_Bloc de texte:_

▬▬▬

Intervention de Laurent Fabius

Réunion du 4 mars 2015 à 17h15
Commission des affaires étrangères

Laurent Fabius, ministre des affaires étrangères et du développement international :

Madame la présidente de la Commission des affaires étrangères, madame la présidente de la Délégation aux droits des femmes, mesdames et messieurs les députés, parmi les valeurs universelles qui doivent conduire l'engagement de la France dans le monde, l'égalité entre les femmes et les hommes constitue, plus que jamais dans le contexte actuel, un impératif et un marqueur de notre action internationale.

La défense des droits des femmes reste aujourd'hui encore un combat, comme l'actualité nous le rappelle tragiquement. Les atrocités commises par les égorgeurs de DAECH et leurs cousins de Boko Haram frappent tout particulièrement les femmes. De nombreux chiffres témoignent du chemin qui reste à parcourir. Les femmes représentent environ 80 % des victimes de la traite des êtres humains. Plus de 120 millions de filles et de femmes dans le monde ont subi une mutilation sexuelle féminine, et ce sont près de 3 millions de filles âgées de moins de cinq ans qui risquent chaque année d'être mutilées. Tous les ans, environ 20 millions d'interruptions volontaires de grossesse sont réalisées dans des conditions non sécurisées, et causent 50 000 décès de femmes, qui laissent souvent derrière elles des enfants orphelins.

Dans le cadre multilatéral, les droits des femmes ont pourtant connu au cours des dernières décennies des progrès considérables, avec l'adoption de textes majeurs, comme la Convention sur l'élimination de toutes les formes de discrimination à l'égard des femmes, et les programmes d'action issus des conférences du Caire en 1994 et de Pékin en 1995. Alors que nous célébrons cette année les vingt ans de la conférence de Pékin, qui a été fondamentale pour les droits des femmes, force est de constater que les engagements pris n'ont pas la force de l'évidence. Non seulement ils sont trop souvent ignorés, mais ils sont remis en question dans les enceintes multilatérales, sous l'influence de courants conservateurs ou réactionnaires, d'extrémismes de toutes sortes, ainsi que d'un certain relativisme culturel. Or, en matière de droits de l'Homme, un tel contexte aboutit à la régression.

Le combat pour les droits des femmes est donc un combat universel et permanent, et la France le rappellera avec force lors des échéances internationales cette année.

Notre diplomatie en faveur des droits des femmes se décline principalement autour de deux priorités : d'une part, la lutte contre les violences faites aux femmes, et, d'autre part, la promotion de la participation effective des femmes dans la vie politique et économique, y compris au plus haut niveau. L'objectif est simple : il s'agit de faire en sorte que l'égalité entre les femmes et les hommes ne soit plus seulement un principe inscrit dans les textes, mais qu'elle devienne une réalité concrète.

La première des priorités de notre action extérieure, donc, c'est de lutter contre les violences faites aux femmes et contre l'impunité de leurs auteurs.

▬▬▬

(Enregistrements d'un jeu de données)
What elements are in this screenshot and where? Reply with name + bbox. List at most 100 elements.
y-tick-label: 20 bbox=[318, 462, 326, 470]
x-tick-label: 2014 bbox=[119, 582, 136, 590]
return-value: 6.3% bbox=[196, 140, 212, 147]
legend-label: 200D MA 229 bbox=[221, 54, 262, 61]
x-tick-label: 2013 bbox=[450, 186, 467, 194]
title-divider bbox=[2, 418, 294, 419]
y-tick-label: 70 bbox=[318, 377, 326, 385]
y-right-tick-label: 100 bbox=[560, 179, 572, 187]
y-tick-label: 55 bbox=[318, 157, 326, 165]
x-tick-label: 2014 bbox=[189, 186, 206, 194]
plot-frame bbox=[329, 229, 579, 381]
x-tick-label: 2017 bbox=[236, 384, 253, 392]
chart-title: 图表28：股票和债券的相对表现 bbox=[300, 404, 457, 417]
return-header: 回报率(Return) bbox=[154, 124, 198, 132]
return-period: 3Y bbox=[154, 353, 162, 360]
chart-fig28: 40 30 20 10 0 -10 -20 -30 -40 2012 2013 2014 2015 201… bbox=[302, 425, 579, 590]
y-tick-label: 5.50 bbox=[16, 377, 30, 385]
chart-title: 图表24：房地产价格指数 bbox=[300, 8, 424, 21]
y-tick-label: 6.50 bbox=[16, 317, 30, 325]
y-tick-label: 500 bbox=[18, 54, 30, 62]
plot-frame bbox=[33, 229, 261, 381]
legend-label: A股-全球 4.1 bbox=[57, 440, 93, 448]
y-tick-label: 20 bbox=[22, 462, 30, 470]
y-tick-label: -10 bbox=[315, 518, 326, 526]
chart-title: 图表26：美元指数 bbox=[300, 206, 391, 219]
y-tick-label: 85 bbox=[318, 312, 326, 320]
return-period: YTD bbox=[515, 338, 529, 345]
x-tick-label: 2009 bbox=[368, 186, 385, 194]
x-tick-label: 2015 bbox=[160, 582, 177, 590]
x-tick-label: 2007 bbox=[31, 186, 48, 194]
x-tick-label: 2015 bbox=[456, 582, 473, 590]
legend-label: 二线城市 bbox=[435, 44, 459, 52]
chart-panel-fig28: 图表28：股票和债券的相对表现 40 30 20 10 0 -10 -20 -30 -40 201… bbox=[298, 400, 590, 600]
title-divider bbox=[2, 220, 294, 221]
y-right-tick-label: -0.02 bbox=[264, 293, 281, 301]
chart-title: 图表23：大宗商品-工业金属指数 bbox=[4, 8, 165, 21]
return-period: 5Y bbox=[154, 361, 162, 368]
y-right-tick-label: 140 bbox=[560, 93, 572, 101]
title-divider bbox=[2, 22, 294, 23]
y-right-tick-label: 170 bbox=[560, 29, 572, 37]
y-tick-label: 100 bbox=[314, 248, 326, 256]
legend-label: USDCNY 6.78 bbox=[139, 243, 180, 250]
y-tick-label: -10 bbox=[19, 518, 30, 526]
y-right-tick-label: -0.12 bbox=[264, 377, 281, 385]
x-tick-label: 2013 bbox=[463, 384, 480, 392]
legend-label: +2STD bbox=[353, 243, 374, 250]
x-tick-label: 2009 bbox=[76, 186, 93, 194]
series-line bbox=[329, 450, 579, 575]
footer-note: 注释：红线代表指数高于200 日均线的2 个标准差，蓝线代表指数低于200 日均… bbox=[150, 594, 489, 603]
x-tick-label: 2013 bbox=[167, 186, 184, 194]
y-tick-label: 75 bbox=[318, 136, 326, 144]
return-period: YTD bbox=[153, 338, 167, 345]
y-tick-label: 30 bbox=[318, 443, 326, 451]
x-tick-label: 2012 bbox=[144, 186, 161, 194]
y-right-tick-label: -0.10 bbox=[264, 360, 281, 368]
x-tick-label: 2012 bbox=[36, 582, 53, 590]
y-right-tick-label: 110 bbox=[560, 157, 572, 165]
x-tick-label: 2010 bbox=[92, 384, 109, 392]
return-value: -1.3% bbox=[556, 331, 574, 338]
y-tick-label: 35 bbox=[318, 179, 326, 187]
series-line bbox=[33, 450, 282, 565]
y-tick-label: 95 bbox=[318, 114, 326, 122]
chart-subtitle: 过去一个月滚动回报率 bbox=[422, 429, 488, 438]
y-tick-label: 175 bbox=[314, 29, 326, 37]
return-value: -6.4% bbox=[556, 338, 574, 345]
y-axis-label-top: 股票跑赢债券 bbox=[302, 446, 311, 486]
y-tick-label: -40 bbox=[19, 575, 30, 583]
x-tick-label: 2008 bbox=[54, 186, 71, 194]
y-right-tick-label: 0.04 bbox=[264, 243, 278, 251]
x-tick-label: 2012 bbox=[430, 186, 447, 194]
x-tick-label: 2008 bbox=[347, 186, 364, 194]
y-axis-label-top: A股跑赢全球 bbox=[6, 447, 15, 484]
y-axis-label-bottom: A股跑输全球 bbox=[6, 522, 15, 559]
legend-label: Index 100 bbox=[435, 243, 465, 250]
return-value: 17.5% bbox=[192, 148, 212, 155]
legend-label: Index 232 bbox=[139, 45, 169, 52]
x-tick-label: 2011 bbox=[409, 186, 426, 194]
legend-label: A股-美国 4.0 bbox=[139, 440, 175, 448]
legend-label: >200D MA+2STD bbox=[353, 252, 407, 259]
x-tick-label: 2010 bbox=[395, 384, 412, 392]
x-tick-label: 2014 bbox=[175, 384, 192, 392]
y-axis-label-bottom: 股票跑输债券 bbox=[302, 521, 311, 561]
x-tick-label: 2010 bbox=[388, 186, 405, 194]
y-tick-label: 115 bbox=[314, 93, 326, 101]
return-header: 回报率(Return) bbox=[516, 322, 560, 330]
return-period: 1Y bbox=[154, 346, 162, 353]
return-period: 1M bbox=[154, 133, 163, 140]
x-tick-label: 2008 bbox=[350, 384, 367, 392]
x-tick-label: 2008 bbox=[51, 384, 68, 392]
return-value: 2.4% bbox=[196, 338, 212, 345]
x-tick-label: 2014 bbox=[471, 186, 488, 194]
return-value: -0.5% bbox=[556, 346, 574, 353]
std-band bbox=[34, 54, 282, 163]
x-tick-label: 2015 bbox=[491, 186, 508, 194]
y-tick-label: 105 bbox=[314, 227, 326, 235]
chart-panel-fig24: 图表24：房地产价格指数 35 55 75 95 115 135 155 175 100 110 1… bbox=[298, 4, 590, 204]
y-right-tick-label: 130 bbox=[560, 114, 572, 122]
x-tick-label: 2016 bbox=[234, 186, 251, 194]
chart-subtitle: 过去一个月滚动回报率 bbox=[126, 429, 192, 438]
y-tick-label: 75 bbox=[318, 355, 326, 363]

▬▬▬

_Tâches à réaliser:_
[A] Répondez à ces questions sur l'intervention de Laurent Fabius :
(i) Quelle est la date de la réunion ?
(ii) Quelle part des victimes de la traite des êtres humains les femmes représentent-elles ?
(iii) Dans quelles villes se sont tenues les conférences de 1994 et de 1995 ?
[B] Renommez « DAECH » en « l'État islamique » dans le passage de l'intervention de Laurent Fabius commençant à « La défense des » et se terminant à « des enfants orphelins. ».
[C] Énumérez, s'il vous plaît, tous les destinataires que le ministre interpelle dans la phrase d'ouverture de l'intervention de Laurent Fabius.
Les données forment un ensemble distinct de l'intervention.

_Réponses dans l'ordre:_
[A]
(i) Le 4 mars 2015.
(ii) Environ 80 %.
(iii) Au Caire en 1994 et à Pékin en 1995.

[B]
La défense des droits des femmes reste aujourd'hui encore un combat, comme l'actualité nous le rappelle tragiquement. Les atrocités commises par les égorgeurs de l'État islamique et leurs cousins de Boko Haram frappent tout particulièrement les femmes. De nombreux chiffres témoignent du chemin qui reste à parcourir. Les femmes représentent environ 80 % des victimes de la traite des êtres humains. Plus de 120 millions de filles et de femmes dans le monde ont subi une mutilation sexuelle féminine, et ce sont près de 3 millions de filles âgées de moins de cinq ans qui risquent chaque année d'être mutilées. Tous les ans, environ 20 millions d'interruptions volontaires de grossesse sont réalisées dans des conditions non sécurisées, et causent 50 000 décès de femmes, qui laissent souvent derrière elles des enfants orphelins.

[C]
- Madame la présidente de la Commission des affaires étrangères
- Madame la présidente de la Délégation aux droits des femmes
- Mesdames et messieurs les députés